§ **GIVEN RECORDS**
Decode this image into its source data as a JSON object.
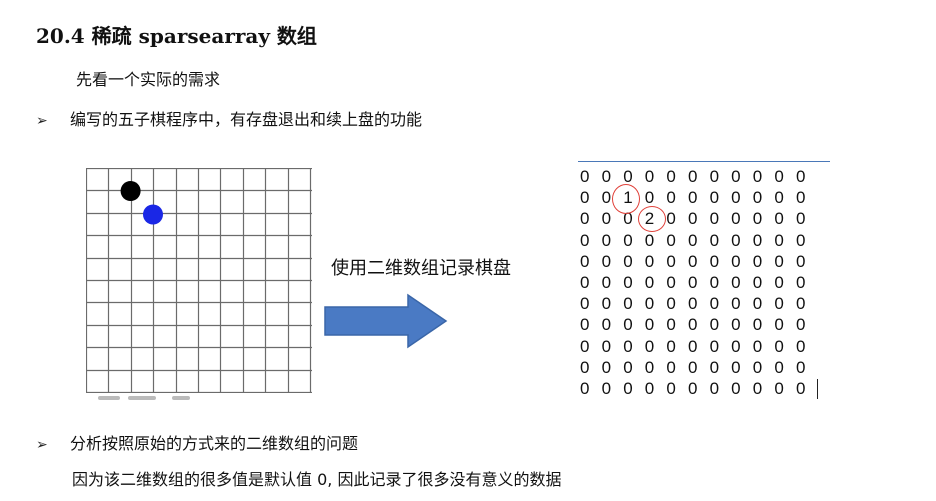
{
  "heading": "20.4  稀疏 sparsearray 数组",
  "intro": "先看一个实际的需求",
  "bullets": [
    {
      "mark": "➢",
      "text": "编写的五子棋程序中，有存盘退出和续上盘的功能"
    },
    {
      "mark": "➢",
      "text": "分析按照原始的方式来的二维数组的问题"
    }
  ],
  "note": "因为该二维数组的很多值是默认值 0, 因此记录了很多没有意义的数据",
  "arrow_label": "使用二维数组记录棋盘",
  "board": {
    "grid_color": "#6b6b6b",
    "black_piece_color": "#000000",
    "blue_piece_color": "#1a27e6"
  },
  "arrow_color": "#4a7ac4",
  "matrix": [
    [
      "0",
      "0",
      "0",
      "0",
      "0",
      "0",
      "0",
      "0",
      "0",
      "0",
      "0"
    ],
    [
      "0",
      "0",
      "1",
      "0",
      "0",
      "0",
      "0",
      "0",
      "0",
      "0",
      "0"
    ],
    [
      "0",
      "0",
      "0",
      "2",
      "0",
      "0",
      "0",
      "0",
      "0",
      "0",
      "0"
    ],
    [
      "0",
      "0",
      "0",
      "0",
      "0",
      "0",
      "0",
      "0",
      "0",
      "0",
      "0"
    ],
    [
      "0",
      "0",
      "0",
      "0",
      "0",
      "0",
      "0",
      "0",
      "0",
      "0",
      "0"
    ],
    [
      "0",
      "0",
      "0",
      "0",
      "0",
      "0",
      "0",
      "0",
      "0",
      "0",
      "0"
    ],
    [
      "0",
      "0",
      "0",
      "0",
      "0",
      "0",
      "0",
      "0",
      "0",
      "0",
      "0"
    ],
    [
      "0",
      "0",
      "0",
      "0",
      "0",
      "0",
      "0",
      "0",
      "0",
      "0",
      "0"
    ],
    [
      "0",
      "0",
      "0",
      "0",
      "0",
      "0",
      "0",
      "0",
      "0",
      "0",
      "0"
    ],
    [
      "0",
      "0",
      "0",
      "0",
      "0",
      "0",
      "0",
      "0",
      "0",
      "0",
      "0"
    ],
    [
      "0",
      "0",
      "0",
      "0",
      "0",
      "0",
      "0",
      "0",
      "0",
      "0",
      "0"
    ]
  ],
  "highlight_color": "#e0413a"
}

§ **AIM OF THE EXERCISE**
Wherever the word "text" occurs in a line of the listing, copy that line.

§ **ANSWER TO THE EXERCISE**
      "text": "编写的五子棋程序中，有存盘退出和续上盘的功能"
      "text": "分析按照原始的方式来的二维数组的问题"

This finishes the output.